→ Short exercise
Set down the material below word for word, excluding the pictures.

→ Given data
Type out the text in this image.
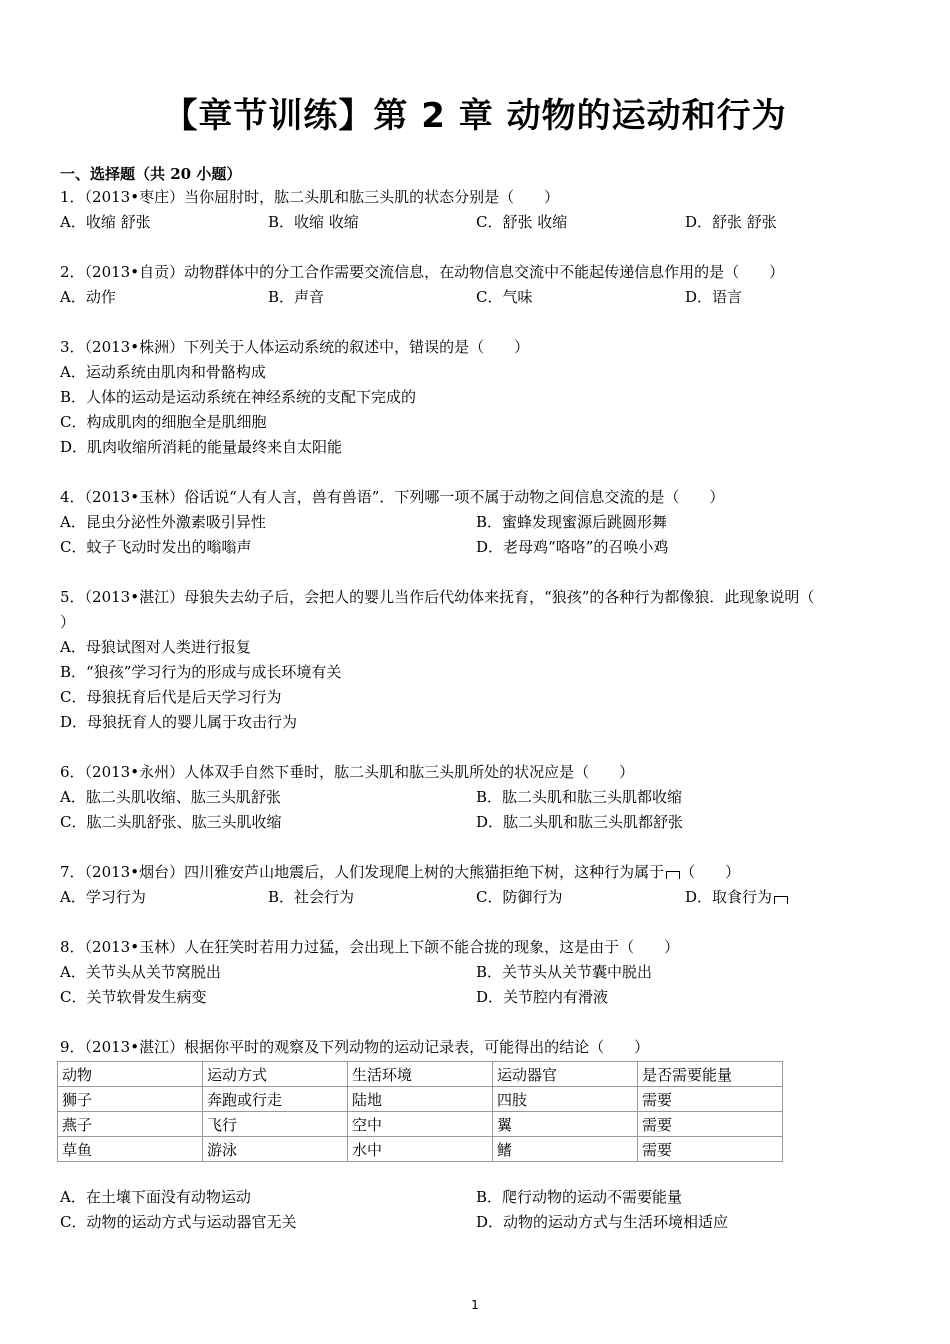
【章节训练】第 2 章 动物的运动和行为
一、选择题（共 20 小题）
1．（2013•枣庄）当你屈肘时，肱二头肌和肱三头肌的状态分别是（　　）
A．收缩 舒张	B．收缩 收缩	C．舒张 收缩	D．舒张 舒张
2．（2013•自贡）动物群体中的分工合作需要交流信息，在动物信息交流中不能起传递信息作用的是（　　）
A．动作	B．声音	C．气味	D．语言
3．（2013•株洲）下列关于人体运动系统的叙述中，错误的是（　　）
A．运动系统由肌肉和骨骼构成
B．人体的运动是运动系统在神经系统的支配下完成的
C．构成肌肉的细胞全是肌细胞
D．肌肉收缩所消耗的能量最终来自太阳能
4．（2013•玉林）俗话说“人有人言，兽有兽语”．下列哪一项不属于动物之间信息交流的是（　　）
A．昆虫分泌性外激素吸引异性	B．蜜蜂发现蜜源后跳圆形舞
C．蚊子飞动时发出的嗡嗡声	D．老母鸡“咯咯”的召唤小鸡
5．（2013•湛江）母狼失去幼子后，会把人的婴儿当作后代幼体来抚育，“狼孩”的各种行为都像狼．此现象说明（
）
A．母狼试图对人类进行报复
B．“狼孩”学习行为的形成与成长环境有关
C．母狼抚育后代是后天学习行为
D．母狼抚育人的婴儿属于攻击行为
6．（2013•永州）人体双手自然下垂时，肱二头肌和肱三头肌所处的状况应是（　　）
A．肱二头肌收缩、肱三头肌舒张	B．肱二头肌和肱三头肌都收缩
C．肱二头肌舒张、肱三头肌收缩	D．肱二头肌和肱三头肌都舒张
7．（2013•烟台）四川雅安芦山地震后，人们发现爬上树的大熊猫拒绝下树，这种行为属于 （　　）
A．学习行为	B．社会行为	C．防御行为	D．取食行为
8．（2013•玉林）人在狂笑时若用力过猛，会出现上下颌不能合拢的现象，这是由于（　　）
A．关节头从关节窝脱出	B．关节头从关节囊中脱出
C．关节软骨发生病变	D．关节腔内有滑液
9．（2013•湛江）根据你平时的观察及下列动物的运动记录表，可能得出的结论（　　）
动物	运动方式	生活环境	运动器官	是否需要能量
狮子	奔跑或行走	陆地	四肢	需要
燕子	飞行	空中	翼	需要
草鱼	游泳	水中	鳍	需要
A．在土壤下面没有动物运动	B．爬行动物的运动不需要能量
C．动物的运动方式与运动器官无关	D．动物的运动方式与生活环境相适应
1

→ Solved exercise
Type out the text in this image.
【章节训练】第 2 章 动物的运动和行为
一、选择题（共 20 小题）
1．（2013•枣庄）当你屈肘时，肱二头肌和肱三头肌的状态分别是（　　）
A．收缩 舒张	B．收缩 收缩	C．舒张 收缩	D．舒张 舒张
2．（2013•自贡）动物群体中的分工合作需要交流信息，在动物信息交流中不能起传递信息作用的是（　　）
A．动作	B．声音	C．气味	D．语言
3．（2013•株洲）下列关于人体运动系统的叙述中，错误的是（　　）
A．运动系统由肌肉和骨骼构成
B．人体的运动是运动系统在神经系统的支配下完成的
C．构成肌肉的细胞全是肌细胞
D．肌肉收缩所消耗的能量最终来自太阳能
4．（2013•玉林）俗话说“人有人言，兽有兽语”．下列哪一项不属于动物之间信息交流的是（　　）
A．昆虫分泌性外激素吸引异性	B．蜜蜂发现蜜源后跳圆形舞
C．蚊子飞动时发出的嗡嗡声	D．老母鸡“咯咯”的召唤小鸡
5．（2013•湛江）母狼失去幼子后，会把人的婴儿当作后代幼体来抚育，“狼孩”的各种行为都像狼．此现象说明（
）
A．母狼试图对人类进行报复
B．“狼孩”学习行为的形成与成长环境有关
C．母狼抚育后代是后天学习行为
D．母狼抚育人的婴儿属于攻击行为
6．（2013•永州）人体双手自然下垂时，肱二头肌和肱三头肌所处的状况应是（　　）
A．肱二头肌收缩、肱三头肌舒张	B．肱二头肌和肱三头肌都收缩
C．肱二头肌舒张、肱三头肌收缩	D．肱二头肌和肱三头肌都舒张
7．（2013•烟台）四川雅安芦山地震后，人们发现爬上树的大熊猫拒绝下树，这种行为属于 （　　）
A．学习行为	B．社会行为	C．防御行为	D．取食行为
8．（2013•玉林）人在狂笑时若用力过猛，会出现上下颌不能合拢的现象，这是由于（　　）
A．关节头从关节窝脱出	B．关节头从关节囊中脱出
C．关节软骨发生病变	D．关节腔内有滑液
9．（2013•湛江）根据你平时的观察及下列动物的运动记录表，可能得出的结论（　　）
动物	运动方式	生活环境	运动器官	是否需要能量
狮子	奔跑或行走	陆地	四肢	需要
燕子	飞行	空中	翼	需要
草鱼	游泳	水中	鳍	需要
A．在土壤下面没有动物运动	B．爬行动物的运动不需要能量
C．动物的运动方式与运动器官无关	D．动物的运动方式与生活环境相适应
1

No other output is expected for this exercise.